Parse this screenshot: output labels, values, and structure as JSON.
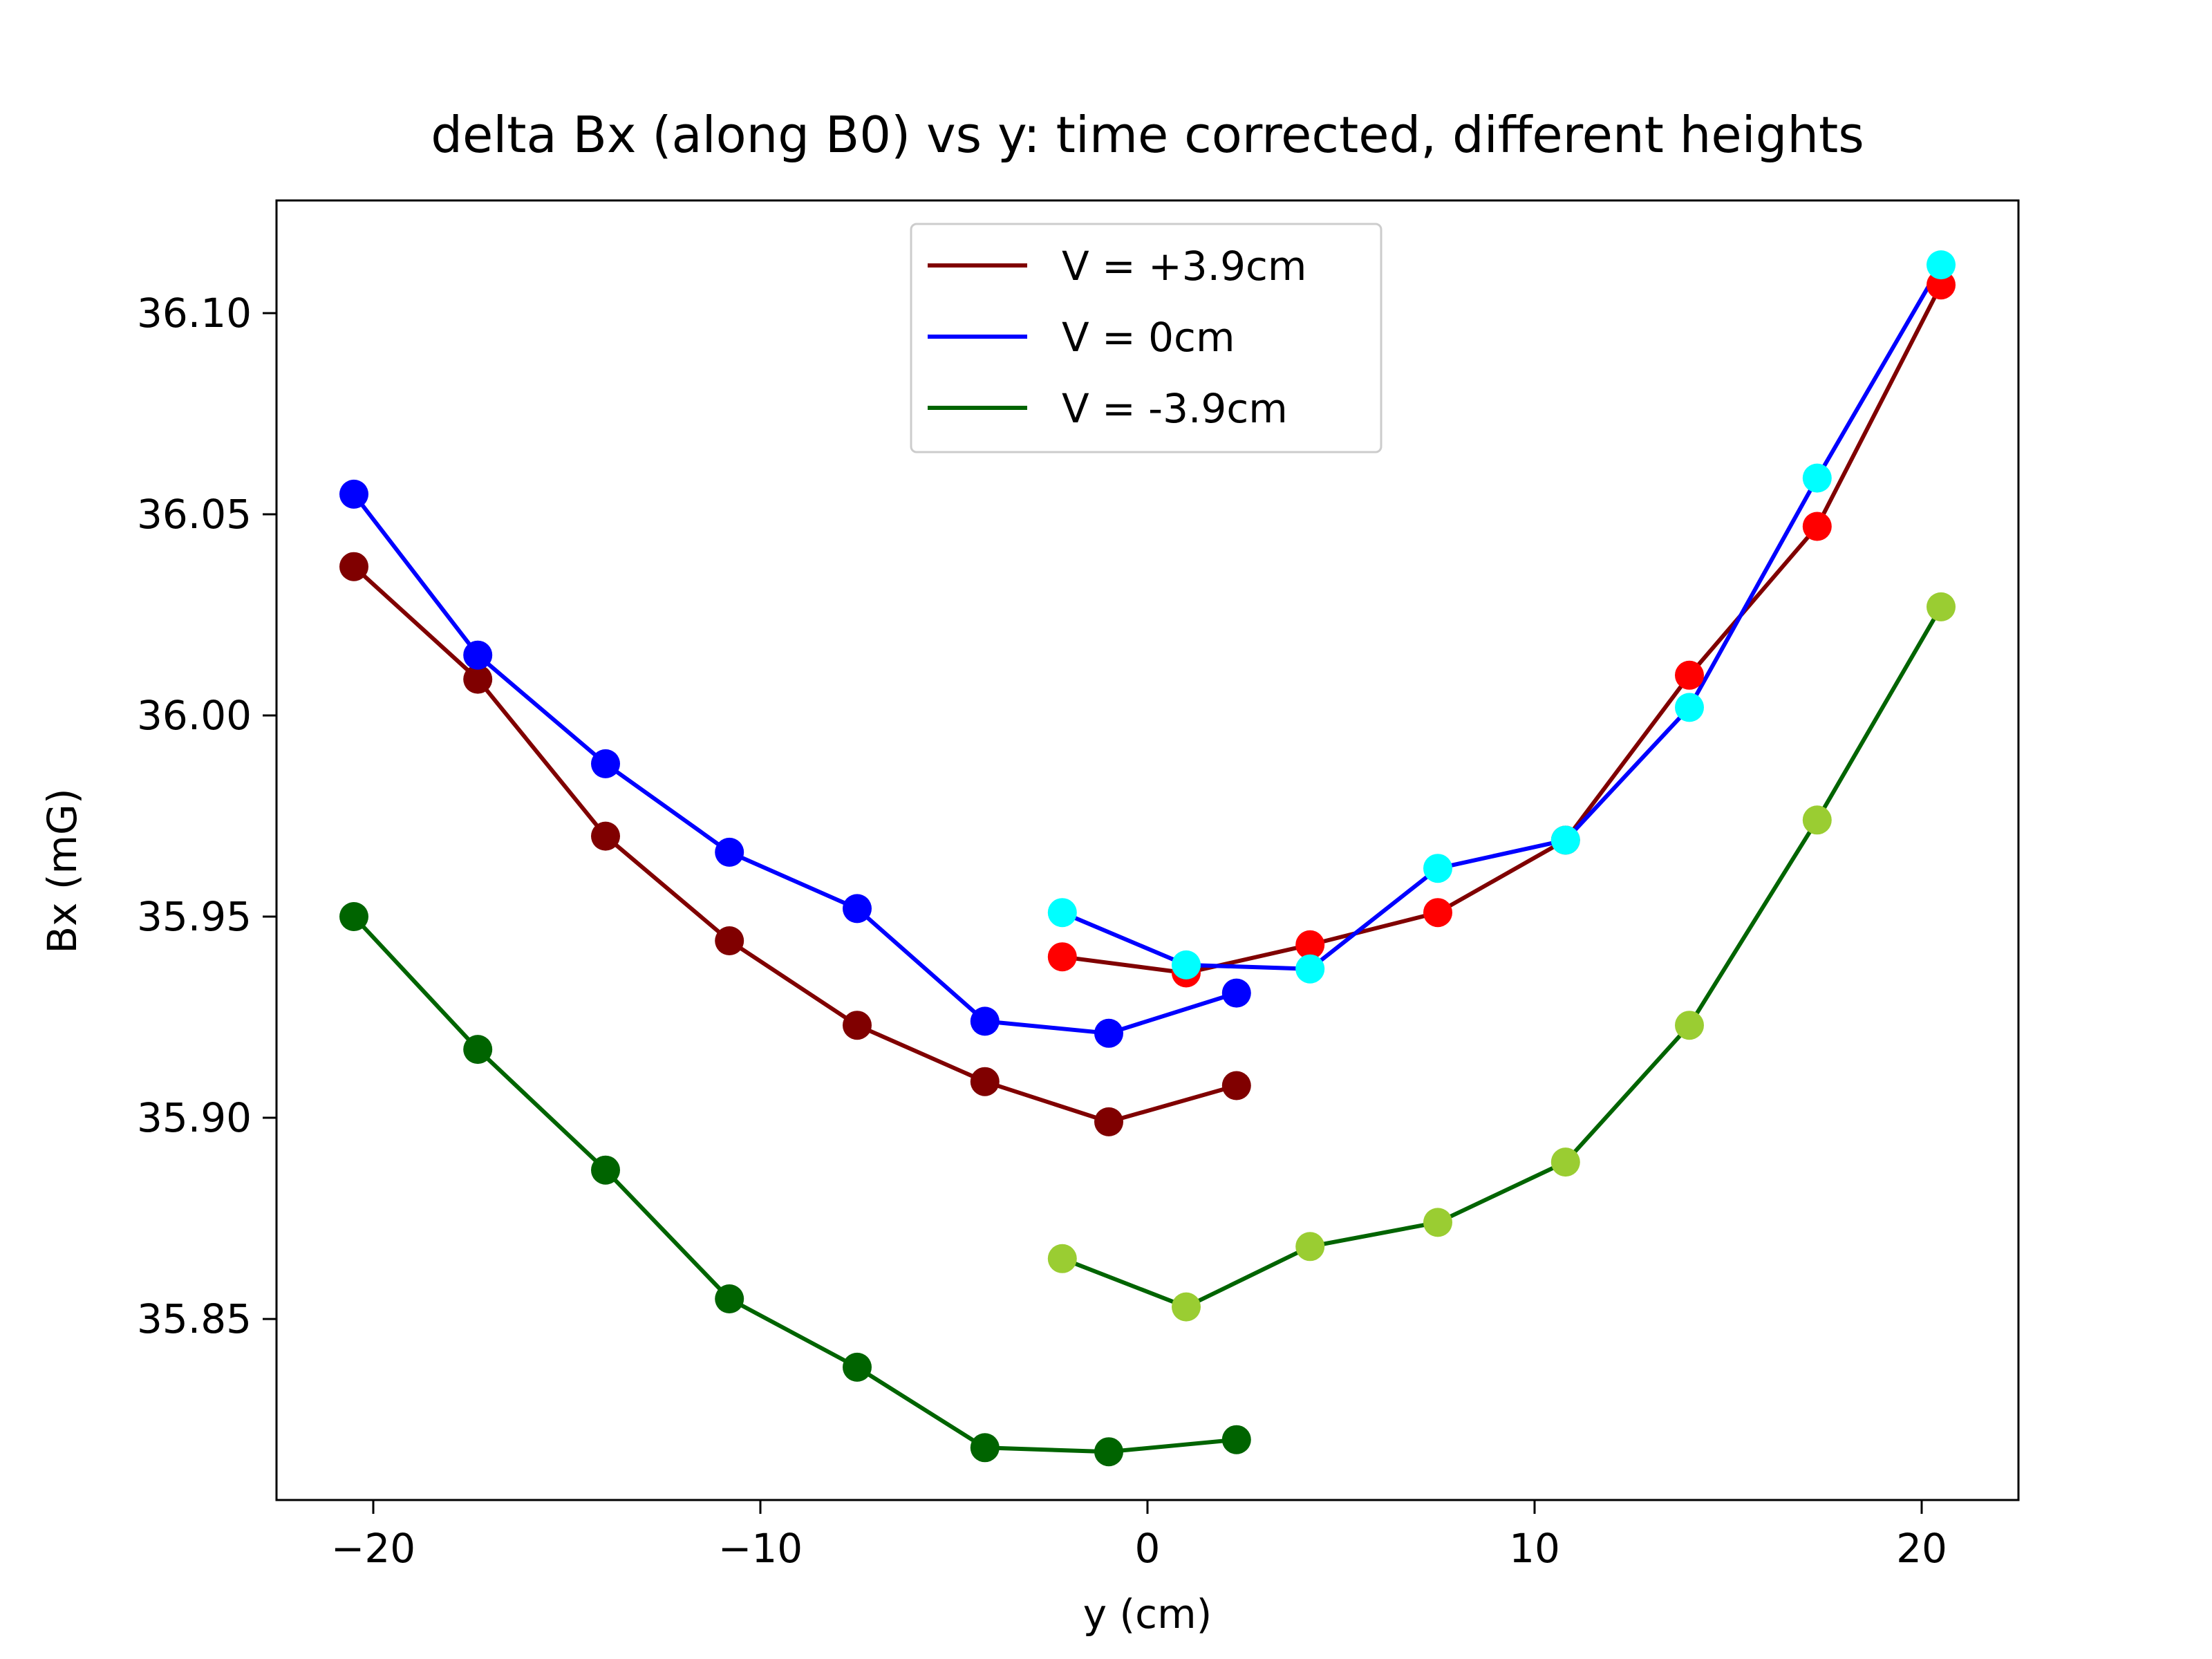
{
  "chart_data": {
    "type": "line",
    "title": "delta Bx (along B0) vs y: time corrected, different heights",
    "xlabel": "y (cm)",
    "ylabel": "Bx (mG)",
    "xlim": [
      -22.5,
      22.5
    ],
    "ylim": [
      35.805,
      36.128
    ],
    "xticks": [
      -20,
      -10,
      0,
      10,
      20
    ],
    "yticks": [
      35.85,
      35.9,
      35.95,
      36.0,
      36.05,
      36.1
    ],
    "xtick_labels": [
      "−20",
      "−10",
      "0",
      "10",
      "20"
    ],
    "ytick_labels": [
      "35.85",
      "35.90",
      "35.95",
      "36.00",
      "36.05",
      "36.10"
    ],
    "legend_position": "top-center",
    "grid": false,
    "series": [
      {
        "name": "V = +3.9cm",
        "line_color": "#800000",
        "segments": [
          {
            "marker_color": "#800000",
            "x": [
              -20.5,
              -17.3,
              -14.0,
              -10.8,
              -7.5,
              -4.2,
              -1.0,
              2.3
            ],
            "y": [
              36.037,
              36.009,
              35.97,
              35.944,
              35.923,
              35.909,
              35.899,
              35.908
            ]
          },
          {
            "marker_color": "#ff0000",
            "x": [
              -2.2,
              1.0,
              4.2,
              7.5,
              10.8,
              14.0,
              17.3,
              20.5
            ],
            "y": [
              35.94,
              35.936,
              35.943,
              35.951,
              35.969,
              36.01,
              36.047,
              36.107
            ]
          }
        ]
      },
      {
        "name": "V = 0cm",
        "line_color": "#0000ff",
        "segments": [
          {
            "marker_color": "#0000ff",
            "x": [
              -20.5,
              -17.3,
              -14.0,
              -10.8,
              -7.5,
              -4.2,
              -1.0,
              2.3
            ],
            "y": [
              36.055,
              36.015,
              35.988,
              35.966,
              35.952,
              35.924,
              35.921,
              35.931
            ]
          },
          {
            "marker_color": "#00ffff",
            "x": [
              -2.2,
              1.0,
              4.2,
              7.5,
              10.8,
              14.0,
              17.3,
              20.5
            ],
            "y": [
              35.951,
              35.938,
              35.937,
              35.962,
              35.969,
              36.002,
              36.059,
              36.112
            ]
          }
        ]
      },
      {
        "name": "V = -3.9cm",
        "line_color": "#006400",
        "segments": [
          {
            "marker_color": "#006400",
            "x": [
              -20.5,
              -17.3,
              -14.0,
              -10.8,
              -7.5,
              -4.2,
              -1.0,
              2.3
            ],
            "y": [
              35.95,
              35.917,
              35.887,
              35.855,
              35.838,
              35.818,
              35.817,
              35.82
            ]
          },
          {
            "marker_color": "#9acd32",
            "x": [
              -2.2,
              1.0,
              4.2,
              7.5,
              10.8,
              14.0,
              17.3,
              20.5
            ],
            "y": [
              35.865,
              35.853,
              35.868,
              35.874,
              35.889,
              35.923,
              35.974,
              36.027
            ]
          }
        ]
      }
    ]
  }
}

┄┄┄┄┄┄┄┄┄┄┄┄┄┄┄┄┄┄┄┄

- _EXERCISE AIM_
Write out the listing above exactly as it stands, pictures excluded.

- _RESULT FOR THIS EXERCISE_
Parse this screenshot: output labels, values, and structure as JSON.
{
  "chart_data": {
    "type": "line",
    "title": "delta Bx (along B0) vs y: time corrected, different heights",
    "xlabel": "y (cm)",
    "ylabel": "Bx (mG)",
    "xlim": [
      -22.5,
      22.5
    ],
    "ylim": [
      35.805,
      36.128
    ],
    "xticks": [
      -20,
      -10,
      0,
      10,
      20
    ],
    "yticks": [
      35.85,
      35.9,
      35.95,
      36.0,
      36.05,
      36.1
    ],
    "xtick_labels": [
      "−20",
      "−10",
      "0",
      "10",
      "20"
    ],
    "ytick_labels": [
      "35.85",
      "35.90",
      "35.95",
      "36.00",
      "36.05",
      "36.10"
    ],
    "legend_position": "top-center",
    "grid": false,
    "series": [
      {
        "name": "V = +3.9cm",
        "line_color": "#800000",
        "segments": [
          {
            "marker_color": "#800000",
            "x": [
              -20.5,
              -17.3,
              -14.0,
              -10.8,
              -7.5,
              -4.2,
              -1.0,
              2.3
            ],
            "y": [
              36.037,
              36.009,
              35.97,
              35.944,
              35.923,
              35.909,
              35.899,
              35.908
            ]
          },
          {
            "marker_color": "#ff0000",
            "x": [
              -2.2,
              1.0,
              4.2,
              7.5,
              10.8,
              14.0,
              17.3,
              20.5
            ],
            "y": [
              35.94,
              35.936,
              35.943,
              35.951,
              35.969,
              36.01,
              36.047,
              36.107
            ]
          }
        ]
      },
      {
        "name": "V = 0cm",
        "line_color": "#0000ff",
        "segments": [
          {
            "marker_color": "#0000ff",
            "x": [
              -20.5,
              -17.3,
              -14.0,
              -10.8,
              -7.5,
              -4.2,
              -1.0,
              2.3
            ],
            "y": [
              36.055,
              36.015,
              35.988,
              35.966,
              35.952,
              35.924,
              35.921,
              35.931
            ]
          },
          {
            "marker_color": "#00ffff",
            "x": [
              -2.2,
              1.0,
              4.2,
              7.5,
              10.8,
              14.0,
              17.3,
              20.5
            ],
            "y": [
              35.951,
              35.938,
              35.937,
              35.962,
              35.969,
              36.002,
              36.059,
              36.112
            ]
          }
        ]
      },
      {
        "name": "V = -3.9cm",
        "line_color": "#006400",
        "segments": [
          {
            "marker_color": "#006400",
            "x": [
              -20.5,
              -17.3,
              -14.0,
              -10.8,
              -7.5,
              -4.2,
              -1.0,
              2.3
            ],
            "y": [
              35.95,
              35.917,
              35.887,
              35.855,
              35.838,
              35.818,
              35.817,
              35.82
            ]
          },
          {
            "marker_color": "#9acd32",
            "x": [
              -2.2,
              1.0,
              4.2,
              7.5,
              10.8,
              14.0,
              17.3,
              20.5
            ],
            "y": [
              35.865,
              35.853,
              35.868,
              35.874,
              35.889,
              35.923,
              35.974,
              36.027
            ]
          }
        ]
      }
    ]
  }
}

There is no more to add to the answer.